> Task prompt
Continue the commentary below on voting laws in Colorado and its Rocky Mountain neighbors, picking up right after its final paragraph.

> Extracted text
+ + + + +
Polling places across Wyoming, including the Natrona County Fairgrounds consolidated polling center, included extensive signage for voters' safety in 2020. State and county officials encouraged social distancing and face masks, and provided hand sanitizer and single-use pens to minimize the potential spread of COVID-19 on primary election day, Aug. 18. (Dustin Bleizeffer)

Colorado’s elections are a bipartisan success story, so when Major League baseball responded to Georgia’s new voting restrictions by moving the All-Star Game to Denver, it couldn’t have made a better choice.

More than 76% of eligible Coloradoans voted in 2020 — second only to Minnesota in statewide turnout. Every registered voter gets a mail-in ballot weeks ahead of Election Day, there are convenient and safe drop boxes, and in-person voting is also available. People seem to love the choices.

Yet other Rocky Mountain states seem locked in competition to pass the most brazenly anti-democratic election laws. 

Montana recently passed bills to eliminate Election Day voter registration and impose new restrictions on absentee voting. In Wyoming, where a bill requiring state citizens to present specific forms of photo identification when casting ballots sailed through the Legislature, many lawmakers seek to abolish voting by mail entirely. 

Hold my beer, says Arizona. Following Democrats’ success in federal races last fall, GOP legislators unleashed a barrage of bills restricting voting, of which seven were recently advancing through the legislature. Those measures include requiring absentee voters to get their ballots notarized and banning practices that don’t even exist in Arizona, such as automatic voter registration and Election Day registration.

And in Idaho, GOP state House Majority Leader Mike Moyle said, “Voting shouldn’t be easy,” when introducing a bill to make it a felony to collect and return multiple ballots on behalf of others.

While the most extreme measures may fail, still harmful bills remain, showing the need for federal protection of political rights. U.S. election overseers called November’s contests the most secure in history, yet “stolen election” claims still get pushed to justify rules changes. The first three months of 2021 saw legislators across 47 states introduce more than 360 restrictive bills encompassing dozens of voter suppression tactics.
+ + + + +
> Information given
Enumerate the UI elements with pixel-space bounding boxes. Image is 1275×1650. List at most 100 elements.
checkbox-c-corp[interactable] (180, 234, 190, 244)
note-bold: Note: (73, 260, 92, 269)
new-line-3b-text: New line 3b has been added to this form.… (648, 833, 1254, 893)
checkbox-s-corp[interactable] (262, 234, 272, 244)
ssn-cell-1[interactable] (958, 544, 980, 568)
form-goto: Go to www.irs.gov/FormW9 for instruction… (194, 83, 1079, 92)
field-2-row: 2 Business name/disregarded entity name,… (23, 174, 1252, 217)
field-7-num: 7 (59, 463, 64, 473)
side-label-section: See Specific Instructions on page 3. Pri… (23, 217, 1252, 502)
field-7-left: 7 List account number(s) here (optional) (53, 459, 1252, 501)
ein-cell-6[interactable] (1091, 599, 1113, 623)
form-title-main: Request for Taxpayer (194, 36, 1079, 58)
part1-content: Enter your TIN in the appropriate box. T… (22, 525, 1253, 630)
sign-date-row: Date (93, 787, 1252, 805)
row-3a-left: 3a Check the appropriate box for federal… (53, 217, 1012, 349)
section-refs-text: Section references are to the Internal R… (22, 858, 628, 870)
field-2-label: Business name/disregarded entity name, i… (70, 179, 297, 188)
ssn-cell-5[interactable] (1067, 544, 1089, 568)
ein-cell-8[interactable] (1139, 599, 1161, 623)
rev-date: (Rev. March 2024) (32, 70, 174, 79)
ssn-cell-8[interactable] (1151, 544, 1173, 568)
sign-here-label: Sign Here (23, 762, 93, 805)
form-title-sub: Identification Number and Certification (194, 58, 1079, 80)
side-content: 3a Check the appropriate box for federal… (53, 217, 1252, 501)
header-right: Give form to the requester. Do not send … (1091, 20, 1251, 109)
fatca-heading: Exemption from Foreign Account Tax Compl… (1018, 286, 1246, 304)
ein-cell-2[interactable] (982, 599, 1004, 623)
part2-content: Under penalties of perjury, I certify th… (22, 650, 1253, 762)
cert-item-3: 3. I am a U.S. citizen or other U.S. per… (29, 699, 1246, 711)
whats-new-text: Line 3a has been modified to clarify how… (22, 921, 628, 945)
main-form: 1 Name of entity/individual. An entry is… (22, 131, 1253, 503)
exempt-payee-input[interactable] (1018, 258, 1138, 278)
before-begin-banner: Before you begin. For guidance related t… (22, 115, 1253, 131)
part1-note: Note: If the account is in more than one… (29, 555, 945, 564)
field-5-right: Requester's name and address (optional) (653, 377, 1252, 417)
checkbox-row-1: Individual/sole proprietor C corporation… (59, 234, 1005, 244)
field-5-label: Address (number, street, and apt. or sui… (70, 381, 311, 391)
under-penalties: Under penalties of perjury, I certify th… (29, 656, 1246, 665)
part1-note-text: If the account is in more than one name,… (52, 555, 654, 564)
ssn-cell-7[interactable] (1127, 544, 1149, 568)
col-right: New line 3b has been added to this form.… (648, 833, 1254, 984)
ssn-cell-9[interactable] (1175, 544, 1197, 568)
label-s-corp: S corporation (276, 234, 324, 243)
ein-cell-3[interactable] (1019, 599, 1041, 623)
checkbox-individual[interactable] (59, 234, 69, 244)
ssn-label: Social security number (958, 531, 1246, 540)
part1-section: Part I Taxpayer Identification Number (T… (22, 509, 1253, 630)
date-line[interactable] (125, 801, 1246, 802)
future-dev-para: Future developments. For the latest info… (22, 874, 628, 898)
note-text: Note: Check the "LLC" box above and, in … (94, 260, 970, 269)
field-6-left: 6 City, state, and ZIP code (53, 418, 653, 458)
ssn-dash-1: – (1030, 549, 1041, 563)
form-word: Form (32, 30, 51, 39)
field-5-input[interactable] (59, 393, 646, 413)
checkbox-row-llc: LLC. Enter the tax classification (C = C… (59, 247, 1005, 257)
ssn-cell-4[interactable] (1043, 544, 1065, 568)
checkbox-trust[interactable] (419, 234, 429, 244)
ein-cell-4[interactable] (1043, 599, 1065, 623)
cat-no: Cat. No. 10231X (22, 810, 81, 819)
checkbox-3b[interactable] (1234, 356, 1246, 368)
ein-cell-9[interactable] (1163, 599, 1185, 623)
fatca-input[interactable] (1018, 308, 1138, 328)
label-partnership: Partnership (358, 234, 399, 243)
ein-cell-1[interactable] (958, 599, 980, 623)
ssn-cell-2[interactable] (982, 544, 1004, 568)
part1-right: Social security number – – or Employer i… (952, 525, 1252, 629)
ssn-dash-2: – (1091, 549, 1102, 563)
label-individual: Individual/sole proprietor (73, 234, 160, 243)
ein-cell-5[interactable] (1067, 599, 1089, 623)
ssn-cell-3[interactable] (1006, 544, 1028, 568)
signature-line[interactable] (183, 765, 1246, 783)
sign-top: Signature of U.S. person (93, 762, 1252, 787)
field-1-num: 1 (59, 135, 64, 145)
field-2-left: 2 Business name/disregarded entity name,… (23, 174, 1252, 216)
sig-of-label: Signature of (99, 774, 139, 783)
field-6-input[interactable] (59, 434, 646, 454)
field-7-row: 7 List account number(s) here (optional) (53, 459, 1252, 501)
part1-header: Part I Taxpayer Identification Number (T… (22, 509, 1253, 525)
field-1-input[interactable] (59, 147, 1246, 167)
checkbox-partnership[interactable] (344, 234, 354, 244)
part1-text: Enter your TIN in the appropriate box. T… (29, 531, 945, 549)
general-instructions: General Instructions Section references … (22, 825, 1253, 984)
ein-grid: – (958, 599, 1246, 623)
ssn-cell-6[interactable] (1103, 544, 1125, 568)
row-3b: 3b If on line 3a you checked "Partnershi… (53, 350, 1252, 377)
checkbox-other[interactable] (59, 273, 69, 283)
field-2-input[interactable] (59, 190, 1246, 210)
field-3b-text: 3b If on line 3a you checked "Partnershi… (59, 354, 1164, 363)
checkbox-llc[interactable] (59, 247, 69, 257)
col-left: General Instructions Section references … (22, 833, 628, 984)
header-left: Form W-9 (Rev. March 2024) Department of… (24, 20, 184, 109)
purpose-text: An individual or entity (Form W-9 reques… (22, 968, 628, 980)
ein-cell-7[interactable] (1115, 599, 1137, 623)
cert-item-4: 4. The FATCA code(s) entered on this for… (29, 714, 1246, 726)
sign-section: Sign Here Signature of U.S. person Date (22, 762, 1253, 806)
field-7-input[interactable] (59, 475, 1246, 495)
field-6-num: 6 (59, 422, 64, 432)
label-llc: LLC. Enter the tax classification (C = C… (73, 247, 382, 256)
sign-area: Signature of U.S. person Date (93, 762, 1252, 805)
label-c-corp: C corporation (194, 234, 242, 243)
+ + + + +
> Result of the task
Obstacles to voting impact people of color most heavily, and in the Interior West, Native Americans are the primary casualty. The 65,000-plus votes cast in the Arizona portion of Navajo Nation overwhelmingly favored President Joe Biden in 2020 and easily exceeded his statewide victory margin. In Tohono O’odham Nation, bordering Mexico, about 90% of ballots went for Biden.

It’s no accident that indigenous voters would be most inconvenienced or deterred by the four Arizona bills that would create new obstacles for absentee voters. The sheer size of the Navajo Reservation — 27,000 square miles spanning three states — makes in-person voting difficult.

Multiple studies have found that mail-in voting has been politically neutral. And despite being dragged down in federal elections last year by a historically unpopular candidate atop the ticket, Republicans dominated state elections and made a net gain in Congressional seats.

Meanwhile, more than 500 state bills were introduced this year to improve voter protections and strengthen procedures, including every West Coast and Plains state but Kansas. Kentucky just proved it possible to pass a bipartisan law that both improves election security and protects voters.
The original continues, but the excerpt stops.